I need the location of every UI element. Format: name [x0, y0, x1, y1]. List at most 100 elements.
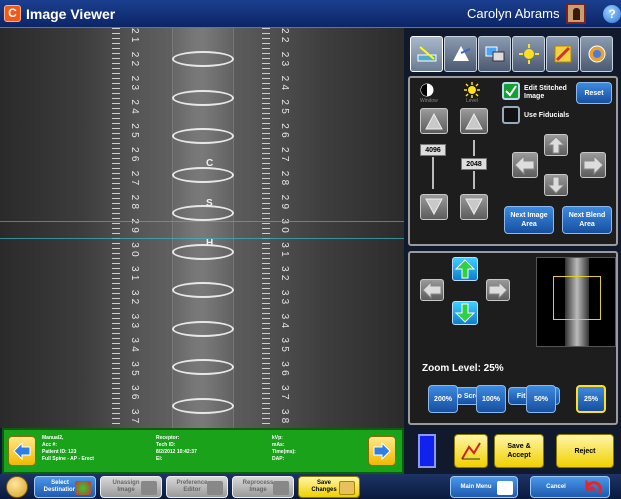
- edit-image-icon: [554, 45, 571, 63]
- tab-measure-tools[interactable]: [410, 36, 443, 72]
- ruler-right-numbers: 22 23 24 25 26 27 28 29 30 31 32 33 34 3…: [272, 28, 290, 428]
- xray-image-area[interactable]: 21 22 23 24 25 26 27 28 29 30 31 32 33 3…: [0, 28, 404, 428]
- vertebra-ring: [172, 167, 234, 183]
- stitch-move-right-button[interactable]: [580, 152, 606, 178]
- vertebra-ring: [172, 398, 234, 414]
- folder-icon: [339, 481, 355, 495]
- triangle-up-icon: [465, 112, 483, 130]
- arrow-down-icon: [546, 176, 566, 194]
- level-sun-icon: [464, 82, 480, 98]
- vertebra-ring: [172, 205, 234, 221]
- image-thumbnail[interactable]: [536, 257, 616, 347]
- preference-editor-button[interactable]: Preference Editor: [166, 476, 228, 498]
- next-image-button[interactable]: [368, 436, 396, 466]
- info-column-exam: Receptor: Tech ID: 8/2/2012 10:42:37 EI:: [156, 435, 197, 462]
- title-bar: C Image Viewer Carolyn Abrams ?: [0, 0, 621, 28]
- edit-stitched-checkbox[interactable]: [502, 82, 520, 100]
- stitch-move-left-button[interactable]: [512, 152, 538, 178]
- edit-stitched-label: Edit Stitched Image: [524, 85, 567, 100]
- pan-left-button[interactable]: [420, 279, 444, 301]
- right-control-panel: Window Level 4096 2048 Edit Stitched Ima…: [404, 28, 621, 428]
- stitch-line-bottom[interactable]: [0, 238, 404, 239]
- ruler-right: 22 23 24 25 26 27 28 29 30 31 32 33 34 3…: [262, 28, 292, 428]
- app-emblem-icon[interactable]: [6, 476, 28, 498]
- pan-down-button[interactable]: [452, 301, 478, 325]
- window-up-button[interactable]: [420, 108, 448, 134]
- save-accept-button[interactable]: Save & Accept: [494, 434, 544, 468]
- vertebra-ring: [172, 128, 234, 144]
- zoom-200-button[interactable]: 200%: [428, 385, 458, 413]
- arrow-up-icon: [546, 136, 566, 154]
- vertebra-ring: [172, 282, 234, 298]
- next-blend-area-button[interactable]: Next Blend Area: [562, 206, 612, 234]
- checkmark-icon: [505, 85, 517, 97]
- contrast-icon: [420, 83, 434, 97]
- zoom-100-button[interactable]: 100%: [476, 385, 506, 413]
- main-menu-button[interactable]: Main Menu: [450, 476, 518, 498]
- stitch-move-up-button[interactable]: [544, 134, 568, 156]
- pan-up-button[interactable]: [452, 257, 478, 281]
- vertebra-ring: [172, 321, 234, 337]
- use-fiducials-checkbox[interactable]: [502, 106, 520, 124]
- level-down-button[interactable]: [460, 194, 488, 220]
- arrow-up-icon: [454, 259, 476, 279]
- user-name: Carolyn Abrams: [467, 6, 560, 21]
- reset-button[interactable]: Reset: [576, 82, 612, 104]
- arrow-down-icon: [454, 303, 476, 323]
- triangle-down-icon: [425, 198, 443, 216]
- arrow-left-icon: [13, 441, 31, 461]
- undo-arrow-icon: [585, 479, 602, 494]
- vertebra-ring: [172, 244, 234, 260]
- brightness-icon: [518, 44, 539, 64]
- next-image-area-button[interactable]: Next Image Area: [504, 206, 554, 234]
- previous-image-button[interactable]: [8, 436, 36, 466]
- destination-icon: [75, 481, 91, 495]
- stitch-move-down-button[interactable]: [544, 174, 568, 196]
- pan-right-button[interactable]: [486, 279, 510, 301]
- app-title: Image Viewer: [26, 6, 116, 22]
- user-avatar[interactable]: [566, 3, 586, 24]
- info-column-exposure: kVp: mAs: Time(ms): DAP:: [272, 435, 296, 462]
- triangle-up-icon: [425, 112, 443, 130]
- save-changes-button[interactable]: Save Changes: [298, 476, 360, 498]
- chart-line-icon: [461, 442, 481, 460]
- marker-s: S: [206, 198, 213, 209]
- tab-target[interactable]: [580, 36, 613, 72]
- ruler-left: 21 22 23 24 25 26 27 28 29 30 31 32 33 3…: [112, 28, 142, 428]
- select-destination-button[interactable]: Select Destination: [34, 476, 96, 498]
- tab-brightness[interactable]: [512, 36, 545, 72]
- stitch-line-top[interactable]: [0, 221, 404, 222]
- zoom-25-button[interactable]: 25%: [576, 385, 606, 413]
- vertebra-ring: [172, 51, 234, 67]
- viewport-indicator[interactable]: [553, 276, 601, 320]
- app-logo-icon: C: [4, 5, 21, 22]
- target-icon: [588, 45, 605, 63]
- arrow-left-icon: [514, 154, 535, 176]
- unassign-image-button[interactable]: Unassign Image: [100, 476, 162, 498]
- reprocess-image-button[interactable]: Reprocess Image: [232, 476, 294, 498]
- help-icon[interactable]: ?: [603, 5, 621, 23]
- use-fiducials-label: Use Fiducials: [524, 112, 570, 119]
- measure-button[interactable]: [454, 434, 488, 468]
- reject-button[interactable]: Reject: [556, 434, 614, 468]
- level-slider[interactable]: [473, 140, 475, 156]
- window-slider[interactable]: [432, 157, 434, 189]
- tab-annotate[interactable]: [444, 36, 477, 72]
- window-down-button[interactable]: [420, 194, 448, 220]
- cancel-button[interactable]: Cancel: [530, 476, 610, 498]
- level-value: 2048: [461, 158, 487, 170]
- arrow-right-icon: [488, 280, 508, 300]
- tab-edit-image[interactable]: [546, 36, 579, 72]
- marker-h: H: [206, 238, 214, 249]
- window-icon-label: Window: [420, 98, 438, 104]
- reprocess-icon: [273, 481, 289, 495]
- patient-info-bar: Manual2, Acc #: Patient ID: 123 Full Spi…: [2, 428, 404, 474]
- annotate-icon: [452, 46, 470, 61]
- vertebra-ring: [172, 359, 234, 375]
- level-icon-label: Level: [466, 98, 478, 104]
- level-up-button[interactable]: [460, 108, 488, 134]
- tool-tabs: [406, 36, 619, 72]
- tab-layout[interactable]: [478, 36, 511, 72]
- preference-icon: [207, 481, 223, 495]
- zoom-50-button[interactable]: 50%: [526, 385, 556, 413]
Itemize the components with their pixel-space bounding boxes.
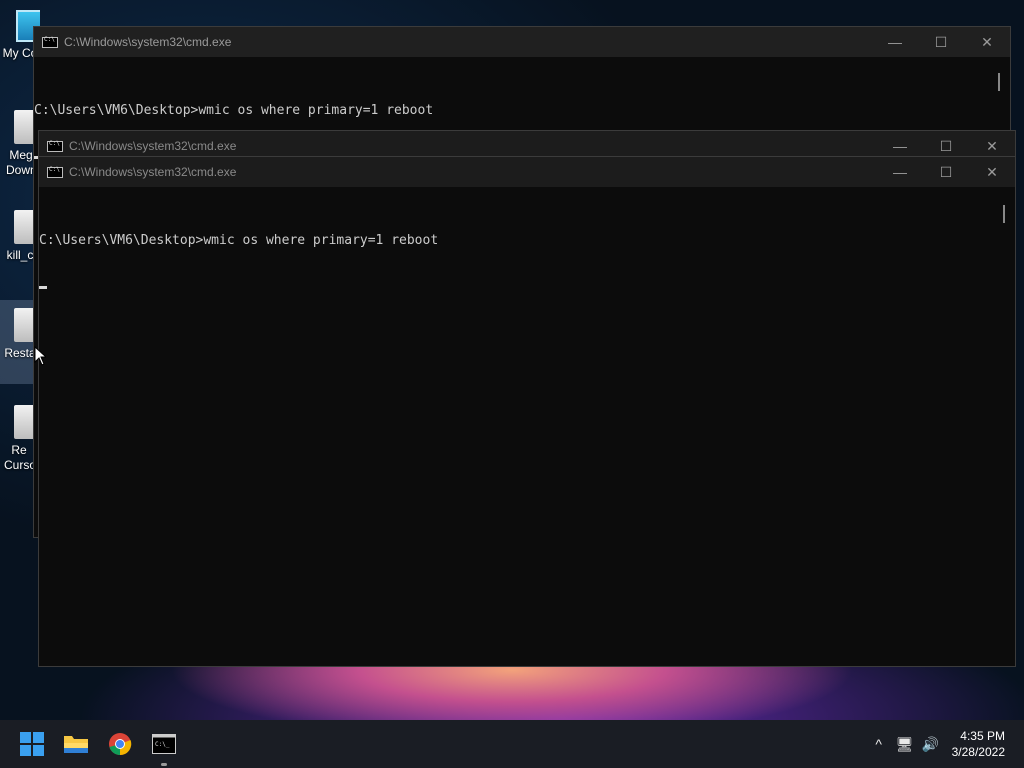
---------------
Rewrite the entries above, swapping every "interactable" for "clickable" and changing nothing else. Leave the pictures out.

## Answer to this task
I need the location of every UI element. Format: name [x0, y0, x1, y1]. List at most 100 elements.
- edit-image-icon: [554, 45, 571, 63]
- tab-measure-tools[clickable]: [410, 36, 443, 72]
- ruler-right-numbers: 22 23 24 25 26 27 28 29 30 31 32 33 34 3…: [272, 28, 290, 428]
- xray-image-area[clickable]: 21 22 23 24 25 26 27 28 29 30 31 32 33 3…: [0, 28, 404, 428]
- vertebra-ring: [172, 167, 234, 183]
- stitch-move-right-button[clickable]: [580, 152, 606, 178]
- vertebra-ring: [172, 398, 234, 414]
- folder-icon: [339, 481, 355, 495]
- triangle-up-icon: [465, 112, 483, 130]
- arrow-down-icon: [546, 176, 566, 194]
- level-sun-icon: [464, 82, 480, 98]
- vertebra-ring: [172, 205, 234, 221]
- image-thumbnail[clickable]: [536, 257, 616, 347]
- preference-editor-button[clickable]: Preference Editor: [166, 476, 228, 498]
- next-image-button[clickable]: [368, 436, 396, 466]
- info-column-exam: Receptor: Tech ID: 8/2/2012 10:42:37 EI:: [156, 435, 197, 462]
- title-bar: C Image Viewer Carolyn Abrams ?: [0, 0, 621, 28]
- edit-stitched-checkbox[clickable]: [502, 82, 520, 100]
- stitch-move-left-button[clickable]: [512, 152, 538, 178]
- edit-stitched-label: Edit Stitched Image: [524, 85, 567, 100]
- pan-left-button[clickable]: [420, 279, 444, 301]
- right-control-panel: Window Level 4096 2048 Edit Stitched Ima…: [404, 28, 621, 428]
- stitch-line-bottom[clickable]: [0, 238, 404, 239]
- ruler-right: 22 23 24 25 26 27 28 29 30 31 32 33 34 3…: [262, 28, 292, 428]
- app-emblem-icon[clickable]: [6, 476, 28, 498]
- pan-down-button[clickable]: [452, 301, 478, 325]
- window-up-button[clickable]: [420, 108, 448, 134]
- save-accept-button[clickable]: Save & Accept: [494, 434, 544, 468]
- vertebra-ring: [172, 128, 234, 144]
- zoom-200-button[clickable]: 200%: [428, 385, 458, 413]
- arrow-up-icon: [546, 136, 566, 154]
- vertebra-ring: [172, 282, 234, 298]
- next-blend-area-button[clickable]: Next Blend Area: [562, 206, 612, 234]
- checkmark-icon: [505, 85, 517, 97]
- contrast-icon: [420, 83, 434, 97]
- zoom-100-button[clickable]: 100%: [476, 385, 506, 413]
- main-menu-button[clickable]: Main Menu: [450, 476, 518, 498]
- stitch-move-up-button[clickable]: [544, 134, 568, 156]
- pan-up-button[clickable]: [452, 257, 478, 281]
- vertebra-ring: [172, 321, 234, 337]
- use-fiducials-checkbox[clickable]: [502, 106, 520, 124]
- level-down-button[clickable]: [460, 194, 488, 220]
- arrow-up-icon: [454, 259, 476, 279]
- user-name: Carolyn Abrams: [467, 6, 560, 21]
- reset-button[clickable]: Reset: [576, 82, 612, 104]
- arrow-down-icon: [454, 303, 476, 323]
- triangle-down-icon: [425, 198, 443, 216]
- arrow-left-icon: [13, 441, 31, 461]
- undo-arrow-icon: [585, 479, 602, 494]
- vertebra-ring: [172, 244, 234, 260]
- brightness-icon: [518, 44, 539, 64]
- next-image-area-button[clickable]: Next Image Area: [504, 206, 554, 234]
- previous-image-button[clickable]: [8, 436, 36, 466]
- destination-icon: [75, 481, 91, 495]
- stitch-move-down-button[clickable]: [544, 174, 568, 196]
- pan-right-button[clickable]: [486, 279, 510, 301]
- app-title: Image Viewer: [26, 6, 116, 22]
- user-avatar[clickable]: [566, 3, 586, 24]
- info-column-exposure: kVp: mAs: Time(ms): DAP:: [272, 435, 296, 462]
- triangle-up-icon: [425, 112, 443, 130]
- save-changes-button[clickable]: Save Changes: [298, 476, 360, 498]
- chart-line-icon: [461, 442, 481, 460]
- marker-s: S: [206, 198, 213, 209]
- tab-target[clickable]: [580, 36, 613, 72]
- ruler-left: 21 22 23 24 25 26 27 28 29 30 31 32 33 3…: [112, 28, 142, 428]
- select-destination-button[clickable]: Select Destination: [34, 476, 96, 498]
- tab-brightness[clickable]: [512, 36, 545, 72]
- stitch-line-top[clickable]: [0, 221, 404, 222]
- zoom-25-button[clickable]: 25%: [576, 385, 606, 413]
- vertebra-ring: [172, 51, 234, 67]
- viewport-indicator[clickable]: [553, 276, 601, 320]
- app-logo-icon: C: [4, 5, 21, 22]
- target-icon: [588, 45, 605, 63]
- arrow-left-icon: [514, 154, 535, 176]
- unassign-image-button[clickable]: Unassign Image: [100, 476, 162, 498]
- reprocess-image-button[clickable]: Reprocess Image: [232, 476, 294, 498]
- help-icon[clickable]: ?: [603, 5, 621, 23]
- use-fiducials-label: Use Fiducials: [524, 112, 570, 119]
- measure-button[clickable]: [454, 434, 488, 468]
- reject-button[clickable]: Reject: [556, 434, 614, 468]
- level-slider[clickable]: [473, 140, 475, 156]
- window-slider[clickable]: [432, 157, 434, 189]
- tab-annotate[clickable]: [444, 36, 477, 72]
- window-down-button[clickable]: [420, 194, 448, 220]
- cancel-button[clickable]: Cancel: [530, 476, 610, 498]
- level-value: 2048: [461, 158, 487, 170]
- arrow-right-icon: [488, 280, 508, 300]
- tab-edit-image[clickable]: [546, 36, 579, 72]
- marker-h: H: [206, 238, 214, 249]
- window-icon-label: Window: [420, 98, 438, 104]
- reprocess-icon: [273, 481, 289, 495]
- patient-info-bar: Manual2, Acc #: Patient ID: 123 Full Spi…: [2, 428, 404, 474]
- annotate-icon: [452, 46, 470, 61]
- vertebra-ring: [172, 359, 234, 375]
- level-icon-label: Level: [466, 98, 478, 104]
- level-up-button[clickable]: [460, 108, 488, 134]
- tool-tabs: [406, 36, 619, 72]
- tab-layout[clickable]: [478, 36, 511, 72]
- preference-icon: [207, 481, 223, 495]
- zoom-50-button[clickable]: 50%: [526, 385, 556, 413]
Itemize the components with their pixel-space bounding boxes.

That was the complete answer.